## START

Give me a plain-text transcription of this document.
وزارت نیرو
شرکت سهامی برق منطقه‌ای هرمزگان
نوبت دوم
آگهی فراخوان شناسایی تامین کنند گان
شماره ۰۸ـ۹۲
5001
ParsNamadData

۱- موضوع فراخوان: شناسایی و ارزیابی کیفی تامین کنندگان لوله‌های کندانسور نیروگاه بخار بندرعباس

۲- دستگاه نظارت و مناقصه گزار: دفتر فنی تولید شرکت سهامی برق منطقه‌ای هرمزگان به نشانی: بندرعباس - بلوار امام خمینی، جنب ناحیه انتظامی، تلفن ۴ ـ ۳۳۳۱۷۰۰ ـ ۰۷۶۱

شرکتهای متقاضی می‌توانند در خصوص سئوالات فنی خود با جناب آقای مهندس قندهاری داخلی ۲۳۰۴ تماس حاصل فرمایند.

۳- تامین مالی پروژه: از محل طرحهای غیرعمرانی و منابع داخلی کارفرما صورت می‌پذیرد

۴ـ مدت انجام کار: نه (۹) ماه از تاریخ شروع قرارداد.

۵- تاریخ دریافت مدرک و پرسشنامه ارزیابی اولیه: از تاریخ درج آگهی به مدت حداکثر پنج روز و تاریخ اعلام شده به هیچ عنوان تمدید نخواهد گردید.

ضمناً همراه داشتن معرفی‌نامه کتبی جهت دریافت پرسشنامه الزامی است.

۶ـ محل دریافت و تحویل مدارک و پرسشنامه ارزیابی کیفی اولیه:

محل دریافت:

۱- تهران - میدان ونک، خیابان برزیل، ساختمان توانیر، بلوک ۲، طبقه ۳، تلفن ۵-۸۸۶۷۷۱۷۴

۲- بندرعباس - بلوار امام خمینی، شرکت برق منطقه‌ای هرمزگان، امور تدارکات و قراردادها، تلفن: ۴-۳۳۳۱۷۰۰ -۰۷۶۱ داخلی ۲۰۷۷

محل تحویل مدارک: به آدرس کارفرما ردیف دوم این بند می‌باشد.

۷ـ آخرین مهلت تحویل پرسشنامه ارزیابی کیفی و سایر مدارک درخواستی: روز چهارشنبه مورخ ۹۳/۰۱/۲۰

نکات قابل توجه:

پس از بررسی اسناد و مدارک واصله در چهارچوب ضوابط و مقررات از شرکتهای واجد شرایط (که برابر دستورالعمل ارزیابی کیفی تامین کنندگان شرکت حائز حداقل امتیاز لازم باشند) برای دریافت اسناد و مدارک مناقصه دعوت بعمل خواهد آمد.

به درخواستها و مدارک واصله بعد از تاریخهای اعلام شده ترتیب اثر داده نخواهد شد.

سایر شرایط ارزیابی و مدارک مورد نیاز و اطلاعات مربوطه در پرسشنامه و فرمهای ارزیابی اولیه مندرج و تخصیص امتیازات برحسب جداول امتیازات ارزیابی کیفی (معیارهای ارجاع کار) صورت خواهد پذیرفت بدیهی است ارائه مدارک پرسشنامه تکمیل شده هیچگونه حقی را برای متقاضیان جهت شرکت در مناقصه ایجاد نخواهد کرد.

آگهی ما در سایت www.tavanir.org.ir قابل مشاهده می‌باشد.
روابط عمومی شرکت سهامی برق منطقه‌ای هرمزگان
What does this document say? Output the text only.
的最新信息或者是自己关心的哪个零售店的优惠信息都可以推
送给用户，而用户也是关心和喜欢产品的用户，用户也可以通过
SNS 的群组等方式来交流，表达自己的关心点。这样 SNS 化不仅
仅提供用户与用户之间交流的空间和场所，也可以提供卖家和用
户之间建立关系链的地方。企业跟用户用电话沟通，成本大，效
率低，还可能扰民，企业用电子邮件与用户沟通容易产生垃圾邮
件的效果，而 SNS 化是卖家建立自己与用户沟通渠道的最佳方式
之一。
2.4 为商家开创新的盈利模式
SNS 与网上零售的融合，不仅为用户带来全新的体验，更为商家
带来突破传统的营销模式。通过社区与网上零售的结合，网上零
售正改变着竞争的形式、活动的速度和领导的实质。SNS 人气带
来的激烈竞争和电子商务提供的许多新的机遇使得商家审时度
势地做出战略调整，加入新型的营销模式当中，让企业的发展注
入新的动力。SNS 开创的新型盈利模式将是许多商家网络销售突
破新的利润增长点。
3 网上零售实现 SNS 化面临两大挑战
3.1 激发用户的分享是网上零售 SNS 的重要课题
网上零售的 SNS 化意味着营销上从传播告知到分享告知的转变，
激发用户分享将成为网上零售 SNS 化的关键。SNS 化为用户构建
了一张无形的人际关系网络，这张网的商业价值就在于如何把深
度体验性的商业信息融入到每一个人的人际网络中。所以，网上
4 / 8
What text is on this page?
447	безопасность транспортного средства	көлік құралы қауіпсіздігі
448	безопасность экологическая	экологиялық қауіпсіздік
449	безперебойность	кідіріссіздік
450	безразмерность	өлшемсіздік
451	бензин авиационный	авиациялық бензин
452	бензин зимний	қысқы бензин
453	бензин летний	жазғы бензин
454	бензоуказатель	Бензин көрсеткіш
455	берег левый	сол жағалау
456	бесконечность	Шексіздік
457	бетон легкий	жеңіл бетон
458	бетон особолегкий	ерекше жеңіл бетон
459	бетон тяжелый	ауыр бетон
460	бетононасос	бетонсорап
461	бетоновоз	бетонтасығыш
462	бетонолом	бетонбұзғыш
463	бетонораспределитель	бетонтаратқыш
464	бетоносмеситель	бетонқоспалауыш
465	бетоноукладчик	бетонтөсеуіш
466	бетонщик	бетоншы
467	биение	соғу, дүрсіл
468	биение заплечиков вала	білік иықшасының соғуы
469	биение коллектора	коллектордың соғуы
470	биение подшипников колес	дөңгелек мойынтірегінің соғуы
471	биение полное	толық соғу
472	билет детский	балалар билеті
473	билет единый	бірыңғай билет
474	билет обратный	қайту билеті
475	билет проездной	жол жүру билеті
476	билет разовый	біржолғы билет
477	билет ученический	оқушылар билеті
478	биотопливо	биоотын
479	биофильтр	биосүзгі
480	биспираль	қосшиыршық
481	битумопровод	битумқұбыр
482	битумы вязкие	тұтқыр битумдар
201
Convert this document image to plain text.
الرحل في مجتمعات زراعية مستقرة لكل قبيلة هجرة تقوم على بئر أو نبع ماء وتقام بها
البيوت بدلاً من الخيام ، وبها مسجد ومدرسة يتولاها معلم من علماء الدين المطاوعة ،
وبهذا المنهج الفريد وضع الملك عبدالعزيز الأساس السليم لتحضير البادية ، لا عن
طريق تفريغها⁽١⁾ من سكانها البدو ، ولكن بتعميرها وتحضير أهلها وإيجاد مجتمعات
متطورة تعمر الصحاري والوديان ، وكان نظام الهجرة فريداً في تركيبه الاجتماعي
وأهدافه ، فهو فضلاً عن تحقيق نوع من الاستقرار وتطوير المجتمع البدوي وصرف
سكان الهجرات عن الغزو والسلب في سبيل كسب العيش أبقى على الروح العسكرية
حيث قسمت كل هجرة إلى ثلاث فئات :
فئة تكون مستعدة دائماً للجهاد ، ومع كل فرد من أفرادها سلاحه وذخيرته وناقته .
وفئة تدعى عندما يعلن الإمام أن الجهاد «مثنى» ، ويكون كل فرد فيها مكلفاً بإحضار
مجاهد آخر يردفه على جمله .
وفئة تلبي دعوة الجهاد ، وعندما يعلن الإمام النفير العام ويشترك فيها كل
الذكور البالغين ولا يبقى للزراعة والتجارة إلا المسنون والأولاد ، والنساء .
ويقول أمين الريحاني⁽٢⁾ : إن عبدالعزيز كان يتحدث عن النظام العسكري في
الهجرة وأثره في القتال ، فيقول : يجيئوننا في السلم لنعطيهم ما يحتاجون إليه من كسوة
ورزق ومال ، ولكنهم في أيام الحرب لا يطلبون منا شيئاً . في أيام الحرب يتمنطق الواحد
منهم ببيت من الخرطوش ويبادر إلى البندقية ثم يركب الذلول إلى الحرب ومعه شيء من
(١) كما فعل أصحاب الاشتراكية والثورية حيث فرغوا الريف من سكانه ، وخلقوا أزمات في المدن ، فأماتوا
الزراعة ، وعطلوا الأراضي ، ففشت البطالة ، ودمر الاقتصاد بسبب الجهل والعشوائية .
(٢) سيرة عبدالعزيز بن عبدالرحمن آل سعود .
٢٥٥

## END

Copy out each line of the records where the string "برای" appears.

پس از بررسی اسناد و مدارک واصله در چهارچوب ضوابط و مقررات از شرکتهای واجد شرایط (که برابر دستورالعمل ارزیابی کیفی تامین کنندگان شرکت حائز حداقل امتیاز لازم باشند) برای دریافت اسناد و مدارک مناقصه دعوت بعمل خواهد آمد.
سایر شرایط ارزیابی و مدارک مورد نیاز و اطلاعات مربوطه در پرسشنامه و فرمهای ارزیابی اولیه مندرج و تخصیص امتیازات برحسب جداول امتیازات ارزیابی کیفی (معیارهای ارجاع کار) صورت خواهد پذیرفت بدیهی است ارائه مدارک پرسشنامه تکمیل شده هیچگونه حقی را برای متقاضیان جهت شرکت در مناقصه ایجاد نخواهد کرد.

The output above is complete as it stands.